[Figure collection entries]
-- Begin --
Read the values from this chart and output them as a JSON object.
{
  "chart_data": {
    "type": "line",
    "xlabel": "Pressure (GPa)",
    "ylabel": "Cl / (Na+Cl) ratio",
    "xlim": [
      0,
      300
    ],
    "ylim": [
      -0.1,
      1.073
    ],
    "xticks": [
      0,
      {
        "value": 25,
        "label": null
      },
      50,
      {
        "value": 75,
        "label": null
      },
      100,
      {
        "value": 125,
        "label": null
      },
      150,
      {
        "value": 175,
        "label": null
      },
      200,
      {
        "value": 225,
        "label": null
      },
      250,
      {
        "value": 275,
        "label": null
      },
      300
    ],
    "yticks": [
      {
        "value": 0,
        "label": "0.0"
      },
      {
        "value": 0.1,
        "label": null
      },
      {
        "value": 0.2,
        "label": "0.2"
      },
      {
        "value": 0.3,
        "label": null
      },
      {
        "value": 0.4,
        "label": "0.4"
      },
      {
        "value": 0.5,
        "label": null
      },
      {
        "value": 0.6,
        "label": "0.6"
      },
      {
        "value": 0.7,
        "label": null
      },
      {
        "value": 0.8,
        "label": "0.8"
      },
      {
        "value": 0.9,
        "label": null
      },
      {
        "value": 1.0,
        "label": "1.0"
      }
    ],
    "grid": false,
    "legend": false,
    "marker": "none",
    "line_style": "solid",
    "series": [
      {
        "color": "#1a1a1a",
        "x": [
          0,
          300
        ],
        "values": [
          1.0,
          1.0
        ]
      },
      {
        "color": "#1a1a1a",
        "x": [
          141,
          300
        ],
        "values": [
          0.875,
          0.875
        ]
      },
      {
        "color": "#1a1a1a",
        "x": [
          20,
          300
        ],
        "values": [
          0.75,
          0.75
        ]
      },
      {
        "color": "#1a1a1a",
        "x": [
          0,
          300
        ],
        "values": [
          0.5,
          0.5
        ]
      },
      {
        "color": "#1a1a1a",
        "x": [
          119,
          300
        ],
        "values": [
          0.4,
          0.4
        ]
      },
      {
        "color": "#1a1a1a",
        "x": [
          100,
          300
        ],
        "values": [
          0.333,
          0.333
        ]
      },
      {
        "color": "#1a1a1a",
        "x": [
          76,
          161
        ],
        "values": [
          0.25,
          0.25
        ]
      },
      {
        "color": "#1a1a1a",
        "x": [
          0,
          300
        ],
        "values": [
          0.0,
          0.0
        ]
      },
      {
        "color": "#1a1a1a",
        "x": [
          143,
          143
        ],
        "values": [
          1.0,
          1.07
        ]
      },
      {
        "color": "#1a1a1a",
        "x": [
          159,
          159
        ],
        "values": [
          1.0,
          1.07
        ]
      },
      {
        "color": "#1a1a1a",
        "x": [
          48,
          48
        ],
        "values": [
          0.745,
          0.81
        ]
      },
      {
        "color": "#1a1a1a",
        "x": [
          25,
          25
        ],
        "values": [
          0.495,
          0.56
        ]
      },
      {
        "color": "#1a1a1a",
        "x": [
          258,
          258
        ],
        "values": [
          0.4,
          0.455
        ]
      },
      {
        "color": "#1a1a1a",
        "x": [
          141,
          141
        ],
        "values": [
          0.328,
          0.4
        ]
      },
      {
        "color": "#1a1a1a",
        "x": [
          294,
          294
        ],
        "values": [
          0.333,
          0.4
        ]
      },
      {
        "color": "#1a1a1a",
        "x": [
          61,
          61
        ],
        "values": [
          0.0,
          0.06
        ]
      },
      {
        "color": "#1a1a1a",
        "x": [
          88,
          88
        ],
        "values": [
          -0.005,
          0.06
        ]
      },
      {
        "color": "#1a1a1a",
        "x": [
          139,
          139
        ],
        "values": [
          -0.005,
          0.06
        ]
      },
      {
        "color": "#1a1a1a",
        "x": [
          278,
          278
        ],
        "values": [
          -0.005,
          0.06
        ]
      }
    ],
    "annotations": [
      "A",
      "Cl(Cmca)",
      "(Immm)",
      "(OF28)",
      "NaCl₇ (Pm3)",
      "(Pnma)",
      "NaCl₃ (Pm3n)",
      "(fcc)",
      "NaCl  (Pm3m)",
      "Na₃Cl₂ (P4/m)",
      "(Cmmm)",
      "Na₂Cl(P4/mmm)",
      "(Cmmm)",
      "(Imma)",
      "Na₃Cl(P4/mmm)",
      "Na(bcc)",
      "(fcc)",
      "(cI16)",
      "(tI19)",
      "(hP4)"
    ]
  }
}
-- End --
[Objective]
Copy out each record from above, exactly.

[Task response]
Read the values from this chart and output them as a JSON object.
{
  "chart_data": {
    "type": "line",
    "xlabel": "Pressure (GPa)",
    "ylabel": "Cl / (Na+Cl) ratio",
    "xlim": [
      0,
      300
    ],
    "ylim": [
      -0.1,
      1.073
    ],
    "xticks": [
      0,
      {
        "value": 25,
        "label": null
      },
      50,
      {
        "value": 75,
        "label": null
      },
      100,
      {
        "value": 125,
        "label": null
      },
      150,
      {
        "value": 175,
        "label": null
      },
      200,
      {
        "value": 225,
        "label": null
      },
      250,
      {
        "value": 275,
        "label": null
      },
      300
    ],
    "yticks": [
      {
        "value": 0,
        "label": "0.0"
      },
      {
        "value": 0.1,
        "label": null
      },
      {
        "value": 0.2,
        "label": "0.2"
      },
      {
        "value": 0.3,
        "label": null
      },
      {
        "value": 0.4,
        "label": "0.4"
      },
      {
        "value": 0.5,
        "label": null
      },
      {
        "value": 0.6,
        "label": "0.6"
      },
      {
        "value": 0.7,
        "label": null
      },
      {
        "value": 0.8,
        "label": "0.8"
      },
      {
        "value": 0.9,
        "label": null
      },
      {
        "value": 1.0,
        "label": "1.0"
      }
    ],
    "grid": false,
    "legend": false,
    "marker": "none",
    "line_style": "solid",
    "series": [
      {
        "color": "#1a1a1a",
        "x": [
          0,
          300
        ],
        "values": [
          1.0,
          1.0
        ]
      },
      {
        "color": "#1a1a1a",
        "x": [
          141,
          300
        ],
        "values": [
          0.875,
          0.875
        ]
      },
      {
        "color": "#1a1a1a",
        "x": [
          20,
          300
        ],
        "values": [
          0.75,
          0.75
        ]
      },
      {
        "color": "#1a1a1a",
        "x": [
          0,
          300
        ],
        "values": [
          0.5,
          0.5
        ]
      },
      {
        "color": "#1a1a1a",
        "x": [
          119,
          300
        ],
        "values": [
          0.4,
          0.4
        ]
      },
      {
        "color": "#1a1a1a",
        "x": [
          100,
          300
        ],
        "values": [
          0.333,
          0.333
        ]
      },
      {
        "color": "#1a1a1a",
        "x": [
          76,
          161
        ],
        "values": [
          0.25,
          0.25
        ]
      },
      {
        "color": "#1a1a1a",
        "x": [
          0,
          300
        ],
        "values": [
          0.0,
          0.0
        ]
      },
      {
        "color": "#1a1a1a",
        "x": [
          143,
          143
        ],
        "values": [
          1.0,
          1.07
        ]
      },
      {
        "color": "#1a1a1a",
        "x": [
          159,
          159
        ],
        "values": [
          1.0,
          1.07
        ]
      },
      {
        "color": "#1a1a1a",
        "x": [
          48,
          48
        ],
        "values": [
          0.745,
          0.81
        ]
      },
      {
        "color": "#1a1a1a",
        "x": [
          25,
          25
        ],
        "values": [
          0.495,
          0.56
        ]
      },
      {
        "color": "#1a1a1a",
        "x": [
          258,
          258
        ],
        "values": [
          0.4,
          0.455
        ]
      },
      {
        "color": "#1a1a1a",
        "x": [
          141,
          141
        ],
        "values": [
          0.328,
          0.4
        ]
      },
      {
        "color": "#1a1a1a",
        "x": [
          294,
          294
        ],
        "values": [
          0.333,
          0.4
        ]
      },
      {
        "color": "#1a1a1a",
        "x": [
          61,
          61
        ],
        "values": [
          0.0,
          0.06
        ]
      },
      {
        "color": "#1a1a1a",
        "x": [
          88,
          88
        ],
        "values": [
          -0.005,
          0.06
        ]
      },
      {
        "color": "#1a1a1a",
        "x": [
          139,
          139
        ],
        "values": [
          -0.005,
          0.06
        ]
      },
      {
        "color": "#1a1a1a",
        "x": [
          278,
          278
        ],
        "values": [
          -0.005,
          0.06
        ]
      }
    ],
    "annotations": [
      "A",
      "Cl(Cmca)",
      "(Immm)",
      "(OF28)",
      "NaCl₇ (Pm3)",
      "(Pnma)",
      "NaCl₃ (Pm3n)",
      "(fcc)",
      "NaCl  (Pm3m)",
      "Na₃Cl₂ (P4/m)",
      "(Cmmm)",
      "Na₂Cl(P4/mmm)",
      "(Cmmm)",
      "(Imma)",
      "Na₃Cl(P4/mmm)",
      "Na(bcc)",
      "(fcc)",
      "(cI16)",
      "(tI19)",
      "(hP4)"
    ]
  }
}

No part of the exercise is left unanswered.